The request: Can you write out the whole listing exactly?

* * *

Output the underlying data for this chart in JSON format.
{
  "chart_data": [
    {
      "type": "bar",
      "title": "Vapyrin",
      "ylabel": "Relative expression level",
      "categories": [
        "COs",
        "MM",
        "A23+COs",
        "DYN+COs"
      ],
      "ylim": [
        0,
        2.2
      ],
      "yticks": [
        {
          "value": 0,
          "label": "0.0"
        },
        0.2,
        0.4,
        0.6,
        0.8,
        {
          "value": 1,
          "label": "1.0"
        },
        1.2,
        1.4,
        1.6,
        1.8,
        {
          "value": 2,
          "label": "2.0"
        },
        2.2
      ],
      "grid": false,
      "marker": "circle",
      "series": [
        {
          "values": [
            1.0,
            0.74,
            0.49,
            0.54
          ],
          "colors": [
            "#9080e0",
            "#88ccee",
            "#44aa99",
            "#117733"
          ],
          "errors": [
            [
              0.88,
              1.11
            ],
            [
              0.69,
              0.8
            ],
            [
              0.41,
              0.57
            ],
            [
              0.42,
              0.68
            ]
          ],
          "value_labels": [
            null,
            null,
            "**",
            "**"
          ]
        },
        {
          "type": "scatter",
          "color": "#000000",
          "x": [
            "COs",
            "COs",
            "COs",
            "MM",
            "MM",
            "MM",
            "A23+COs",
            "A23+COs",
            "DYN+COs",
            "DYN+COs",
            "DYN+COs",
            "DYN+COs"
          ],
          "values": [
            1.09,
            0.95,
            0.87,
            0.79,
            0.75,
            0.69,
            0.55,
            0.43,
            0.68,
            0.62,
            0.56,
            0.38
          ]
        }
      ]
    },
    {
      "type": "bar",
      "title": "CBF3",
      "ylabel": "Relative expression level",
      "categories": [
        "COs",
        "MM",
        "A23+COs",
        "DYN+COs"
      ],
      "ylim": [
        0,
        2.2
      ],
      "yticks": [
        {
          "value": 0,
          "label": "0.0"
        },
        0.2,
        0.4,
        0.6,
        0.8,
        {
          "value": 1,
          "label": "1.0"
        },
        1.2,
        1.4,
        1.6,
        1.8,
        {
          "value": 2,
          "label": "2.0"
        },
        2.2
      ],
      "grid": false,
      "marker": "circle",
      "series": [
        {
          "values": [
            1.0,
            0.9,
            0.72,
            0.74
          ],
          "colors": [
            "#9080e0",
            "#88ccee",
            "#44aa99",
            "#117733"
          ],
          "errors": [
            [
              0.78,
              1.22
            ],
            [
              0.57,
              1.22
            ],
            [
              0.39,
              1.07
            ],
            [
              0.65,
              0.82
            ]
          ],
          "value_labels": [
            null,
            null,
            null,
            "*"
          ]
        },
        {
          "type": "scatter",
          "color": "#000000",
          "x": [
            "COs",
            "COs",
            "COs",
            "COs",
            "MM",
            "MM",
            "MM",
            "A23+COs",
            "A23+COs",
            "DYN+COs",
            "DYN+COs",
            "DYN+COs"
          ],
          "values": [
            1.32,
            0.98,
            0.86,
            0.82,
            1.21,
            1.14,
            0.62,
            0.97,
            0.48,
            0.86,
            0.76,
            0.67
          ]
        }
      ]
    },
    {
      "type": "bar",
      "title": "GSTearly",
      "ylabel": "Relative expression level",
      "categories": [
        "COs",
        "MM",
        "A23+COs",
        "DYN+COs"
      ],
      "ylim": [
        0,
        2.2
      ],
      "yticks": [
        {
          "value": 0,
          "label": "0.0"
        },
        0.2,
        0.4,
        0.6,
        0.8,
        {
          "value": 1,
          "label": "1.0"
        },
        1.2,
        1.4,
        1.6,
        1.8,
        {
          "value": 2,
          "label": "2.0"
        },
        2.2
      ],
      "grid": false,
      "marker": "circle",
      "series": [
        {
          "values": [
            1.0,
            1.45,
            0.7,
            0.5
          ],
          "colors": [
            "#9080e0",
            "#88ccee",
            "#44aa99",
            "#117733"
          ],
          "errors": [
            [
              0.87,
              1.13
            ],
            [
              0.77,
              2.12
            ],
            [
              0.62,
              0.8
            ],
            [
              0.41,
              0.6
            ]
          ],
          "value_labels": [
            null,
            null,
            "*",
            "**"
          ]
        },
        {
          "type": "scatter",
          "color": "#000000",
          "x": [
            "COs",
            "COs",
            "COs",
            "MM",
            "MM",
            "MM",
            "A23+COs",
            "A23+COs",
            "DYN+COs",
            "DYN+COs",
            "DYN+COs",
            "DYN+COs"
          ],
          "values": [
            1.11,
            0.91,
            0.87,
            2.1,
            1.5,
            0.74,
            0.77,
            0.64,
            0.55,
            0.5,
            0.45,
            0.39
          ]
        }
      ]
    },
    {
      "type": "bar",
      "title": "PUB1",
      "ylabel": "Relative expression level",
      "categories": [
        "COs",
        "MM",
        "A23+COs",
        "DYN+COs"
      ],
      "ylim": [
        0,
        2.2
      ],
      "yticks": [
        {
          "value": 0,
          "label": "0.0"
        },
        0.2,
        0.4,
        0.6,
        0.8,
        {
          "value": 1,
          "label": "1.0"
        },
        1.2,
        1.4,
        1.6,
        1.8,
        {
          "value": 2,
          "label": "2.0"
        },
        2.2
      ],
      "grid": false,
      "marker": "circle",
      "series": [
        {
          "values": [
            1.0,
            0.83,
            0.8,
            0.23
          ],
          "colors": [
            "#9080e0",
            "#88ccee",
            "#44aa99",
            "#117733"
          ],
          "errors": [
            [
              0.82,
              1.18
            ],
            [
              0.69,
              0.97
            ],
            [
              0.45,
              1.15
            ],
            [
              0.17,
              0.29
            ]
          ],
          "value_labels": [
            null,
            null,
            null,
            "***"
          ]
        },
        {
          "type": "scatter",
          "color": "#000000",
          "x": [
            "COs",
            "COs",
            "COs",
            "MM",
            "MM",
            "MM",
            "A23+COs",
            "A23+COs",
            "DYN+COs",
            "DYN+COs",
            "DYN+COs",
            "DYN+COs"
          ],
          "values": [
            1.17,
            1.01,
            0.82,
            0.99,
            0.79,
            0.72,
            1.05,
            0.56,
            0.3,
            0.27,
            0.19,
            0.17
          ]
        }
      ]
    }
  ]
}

* * *

Right answer:
Output the underlying data for this chart in JSON format.
{
  "chart_data": [
    {
      "type": "bar",
      "title": "Vapyrin",
      "ylabel": "Relative expression level",
      "categories": [
        "COs",
        "MM",
        "A23+COs",
        "DYN+COs"
      ],
      "ylim": [
        0,
        2.2
      ],
      "yticks": [
        {
          "value": 0,
          "label": "0.0"
        },
        0.2,
        0.4,
        0.6,
        0.8,
        {
          "value": 1,
          "label": "1.0"
        },
        1.2,
        1.4,
        1.6,
        1.8,
        {
          "value": 2,
          "label": "2.0"
        },
        2.2
      ],
      "grid": false,
      "marker": "circle",
      "series": [
        {
          "values": [
            1.0,
            0.74,
            0.49,
            0.54
          ],
          "colors": [
            "#9080e0",
            "#88ccee",
            "#44aa99",
            "#117733"
          ],
          "errors": [
            [
              0.88,
              1.11
            ],
            [
              0.69,
              0.8
            ],
            [
              0.41,
              0.57
            ],
            [
              0.42,
              0.68
            ]
          ],
          "value_labels": [
            null,
            null,
            "**",
            "**"
          ]
        },
        {
          "type": "scatter",
          "color": "#000000",
          "x": [
            "COs",
            "COs",
            "COs",
            "MM",
            "MM",
            "MM",
            "A23+COs",
            "A23+COs",
            "DYN+COs",
            "DYN+COs",
            "DYN+COs",
            "DYN+COs"
          ],
          "values": [
            1.09,
            0.95,
            0.87,
            0.79,
            0.75,
            0.69,
            0.55,
            0.43,
            0.68,
            0.62,
            0.56,
            0.38
          ]
        }
      ]
    },
    {
      "type": "bar",
      "title": "CBF3",
      "ylabel": "Relative expression level",
      "categories": [
        "COs",
        "MM",
        "A23+COs",
        "DYN+COs"
      ],
      "ylim": [
        0,
        2.2
      ],
      "yticks": [
        {
          "value": 0,
          "label": "0.0"
        },
        0.2,
        0.4,
        0.6,
        0.8,
        {
          "value": 1,
          "label": "1.0"
        },
        1.2,
        1.4,
        1.6,
        1.8,
        {
          "value": 2,
          "label": "2.0"
        },
        2.2
      ],
      "grid": false,
      "marker": "circle",
      "series": [
        {
          "values": [
            1.0,
            0.9,
            0.72,
            0.74
          ],
          "colors": [
            "#9080e0",
            "#88ccee",
            "#44aa99",
            "#117733"
          ],
          "errors": [
            [
              0.78,
              1.22
            ],
            [
              0.57,
              1.22
            ],
            [
              0.39,
              1.07
            ],
            [
              0.65,
              0.82
            ]
          ],
          "value_labels": [
            null,
            null,
            null,
            "*"
          ]
        },
        {
          "type": "scatter",
          "color": "#000000",
          "x": [
            "COs",
            "COs",
            "COs",
            "COs",
            "MM",
            "MM",
            "MM",
            "A23+COs",
            "A23+COs",
            "DYN+COs",
            "DYN+COs",
            "DYN+COs"
          ],
          "values": [
            1.32,
            0.98,
            0.86,
            0.82,
            1.21,
            1.14,
            0.62,
            0.97,
            0.48,
            0.86,
            0.76,
            0.67
          ]
        }
      ]
    },
    {
      "type": "bar",
      "title": "GSTearly",
      "ylabel": "Relative expression level",
      "categories": [
        "COs",
        "MM",
        "A23+COs",
        "DYN+COs"
      ],
      "ylim": [
        0,
        2.2
      ],
      "yticks": [
        {
          "value": 0,
          "label": "0.0"
        },
        0.2,
        0.4,
        0.6,
        0.8,
        {
          "value": 1,
          "label": "1.0"
        },
        1.2,
        1.4,
        1.6,
        1.8,
        {
          "value": 2,
          "label": "2.0"
        },
        2.2
      ],
      "grid": false,
      "marker": "circle",
      "series": [
        {
          "values": [
            1.0,
            1.45,
            0.7,
            0.5
          ],
          "colors": [
            "#9080e0",
            "#88ccee",
            "#44aa99",
            "#117733"
          ],
          "errors": [
            [
              0.87,
              1.13
            ],
            [
              0.77,
              2.12
            ],
            [
              0.62,
              0.8
            ],
            [
              0.41,
              0.6
            ]
          ],
          "value_labels": [
            null,
            null,
            "*",
            "**"
          ]
        },
        {
          "type": "scatter",
          "color": "#000000",
          "x": [
            "COs",
            "COs",
            "COs",
            "MM",
            "MM",
            "MM",
            "A23+COs",
            "A23+COs",
            "DYN+COs",
            "DYN+COs",
            "DYN+COs",
            "DYN+COs"
          ],
          "values": [
            1.11,
            0.91,
            0.87,
            2.1,
            1.5,
            0.74,
            0.77,
            0.64,
            0.55,
            0.5,
            0.45,
            0.39
          ]
        }
      ]
    },
    {
      "type": "bar",
      "title": "PUB1",
      "ylabel": "Relative expression level",
      "categories": [
        "COs",
        "MM",
        "A23+COs",
        "DYN+COs"
      ],
      "ylim": [
        0,
        2.2
      ],
      "yticks": [
        {
          "value": 0,
          "label": "0.0"
        },
        0.2,
        0.4,
        0.6,
        0.8,
        {
          "value": 1,
          "label": "1.0"
        },
        1.2,
        1.4,
        1.6,
        1.8,
        {
          "value": 2,
          "label": "2.0"
        },
        2.2
      ],
      "grid": false,
      "marker": "circle",
      "series": [
        {
          "values": [
            1.0,
            0.83,
            0.8,
            0.23
          ],
          "colors": [
            "#9080e0",
            "#88ccee",
            "#44aa99",
            "#117733"
          ],
          "errors": [
            [
              0.82,
              1.18
            ],
            [
              0.69,
              0.97
            ],
            [
              0.45,
              1.15
            ],
            [
              0.17,
              0.29
            ]
          ],
          "value_labels": [
            null,
            null,
            null,
            "***"
          ]
        },
        {
          "type": "scatter",
          "color": "#000000",
          "x": [
            "COs",
            "COs",
            "COs",
            "MM",
            "MM",
            "MM",
            "A23+COs",
            "A23+COs",
            "DYN+COs",
            "DYN+COs",
            "DYN+COs",
            "DYN+COs"
          ],
          "values": [
            1.17,
            1.01,
            0.82,
            0.99,
            0.79,
            0.72,
            1.05,
            0.56,
            0.3,
            0.27,
            0.19,
            0.17
          ]
        }
      ]
    }
  ]
}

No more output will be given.